▼▼▼

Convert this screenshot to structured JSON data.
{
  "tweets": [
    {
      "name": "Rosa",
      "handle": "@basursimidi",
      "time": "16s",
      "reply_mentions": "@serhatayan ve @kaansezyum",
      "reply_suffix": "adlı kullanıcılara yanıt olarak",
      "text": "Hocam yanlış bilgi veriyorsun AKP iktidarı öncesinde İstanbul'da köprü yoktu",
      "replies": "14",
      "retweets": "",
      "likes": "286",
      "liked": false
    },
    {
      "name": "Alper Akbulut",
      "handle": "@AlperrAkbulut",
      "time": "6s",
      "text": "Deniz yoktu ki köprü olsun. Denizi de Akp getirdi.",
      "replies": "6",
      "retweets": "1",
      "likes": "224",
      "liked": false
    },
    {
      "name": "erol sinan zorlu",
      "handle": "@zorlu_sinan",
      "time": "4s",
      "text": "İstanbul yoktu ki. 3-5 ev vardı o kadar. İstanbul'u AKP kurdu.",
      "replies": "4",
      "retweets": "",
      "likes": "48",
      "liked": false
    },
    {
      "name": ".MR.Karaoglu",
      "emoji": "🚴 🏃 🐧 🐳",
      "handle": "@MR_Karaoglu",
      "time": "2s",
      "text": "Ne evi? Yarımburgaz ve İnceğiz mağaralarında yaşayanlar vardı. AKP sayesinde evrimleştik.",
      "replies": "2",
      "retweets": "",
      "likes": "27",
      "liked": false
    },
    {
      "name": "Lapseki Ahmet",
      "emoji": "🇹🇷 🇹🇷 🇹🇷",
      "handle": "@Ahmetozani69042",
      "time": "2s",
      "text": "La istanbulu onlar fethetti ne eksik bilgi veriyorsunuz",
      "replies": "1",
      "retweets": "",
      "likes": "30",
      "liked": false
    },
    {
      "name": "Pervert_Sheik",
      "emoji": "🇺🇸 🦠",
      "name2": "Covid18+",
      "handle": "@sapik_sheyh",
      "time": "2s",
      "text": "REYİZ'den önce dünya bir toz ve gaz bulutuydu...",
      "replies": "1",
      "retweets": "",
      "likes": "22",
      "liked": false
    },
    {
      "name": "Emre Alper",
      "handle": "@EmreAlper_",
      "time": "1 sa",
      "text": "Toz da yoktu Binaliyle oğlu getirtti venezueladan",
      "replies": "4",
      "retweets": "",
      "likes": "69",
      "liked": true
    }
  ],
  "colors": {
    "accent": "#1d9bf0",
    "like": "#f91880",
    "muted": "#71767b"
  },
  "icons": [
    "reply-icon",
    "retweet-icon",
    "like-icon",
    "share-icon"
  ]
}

▲▲▲

# What to do
Reproduce the records above exactly.

# Reply
Convert this screenshot to structured JSON data.
{
  "tweets": [
    {
      "name": "Rosa",
      "handle": "@basursimidi",
      "time": "16s",
      "reply_mentions": "@serhatayan ve @kaansezyum",
      "reply_suffix": "adlı kullanıcılara yanıt olarak",
      "text": "Hocam yanlış bilgi veriyorsun AKP iktidarı öncesinde İstanbul'da köprü yoktu",
      "replies": "14",
      "retweets": "",
      "likes": "286",
      "liked": false
    },
    {
      "name": "Alper Akbulut",
      "handle": "@AlperrAkbulut",
      "time": "6s",
      "text": "Deniz yoktu ki köprü olsun. Denizi de Akp getirdi.",
      "replies": "6",
      "retweets": "1",
      "likes": "224",
      "liked": false
    },
    {
      "name": "erol sinan zorlu",
      "handle": "@zorlu_sinan",
      "time": "4s",
      "text": "İstanbul yoktu ki. 3-5 ev vardı o kadar. İstanbul'u AKP kurdu.",
      "replies": "4",
      "retweets": "",
      "likes": "48",
      "liked": false
    },
    {
      "name": ".MR.Karaoglu",
      "emoji": "🚴 🏃 🐧 🐳",
      "handle": "@MR_Karaoglu",
      "time": "2s",
      "text": "Ne evi? Yarımburgaz ve İnceğiz mağaralarında yaşayanlar vardı. AKP sayesinde evrimleştik.",
      "replies": "2",
      "retweets": "",
      "likes": "27",
      "liked": false
    },
    {
      "name": "Lapseki Ahmet",
      "emoji": "🇹🇷 🇹🇷 🇹🇷",
      "handle": "@Ahmetozani69042",
      "time": "2s",
      "text": "La istanbulu onlar fethetti ne eksik bilgi veriyorsunuz",
      "replies": "1",
      "retweets": "",
      "likes": "30",
      "liked": false
    },
    {
      "name": "Pervert_Sheik",
      "emoji": "🇺🇸 🦠",
      "name2": "Covid18+",
      "handle": "@sapik_sheyh",
      "time": "2s",
      "text": "REYİZ'den önce dünya bir toz ve gaz bulutuydu...",
      "replies": "1",
      "retweets": "",
      "likes": "22",
      "liked": false
    },
    {
      "name": "Emre Alper",
      "handle": "@EmreAlper_",
      "time": "1 sa",
      "text": "Toz da yoktu Binaliyle oğlu getirtti venezueladan",
      "replies": "4",
      "retweets": "",
      "likes": "69",
      "liked": true
    }
  ],
  "colors": {
    "accent": "#1d9bf0",
    "like": "#f91880",
    "muted": "#71767b"
  },
  "icons": [
    "reply-icon",
    "retweet-icon",
    "like-icon",
    "share-icon"
  ]
}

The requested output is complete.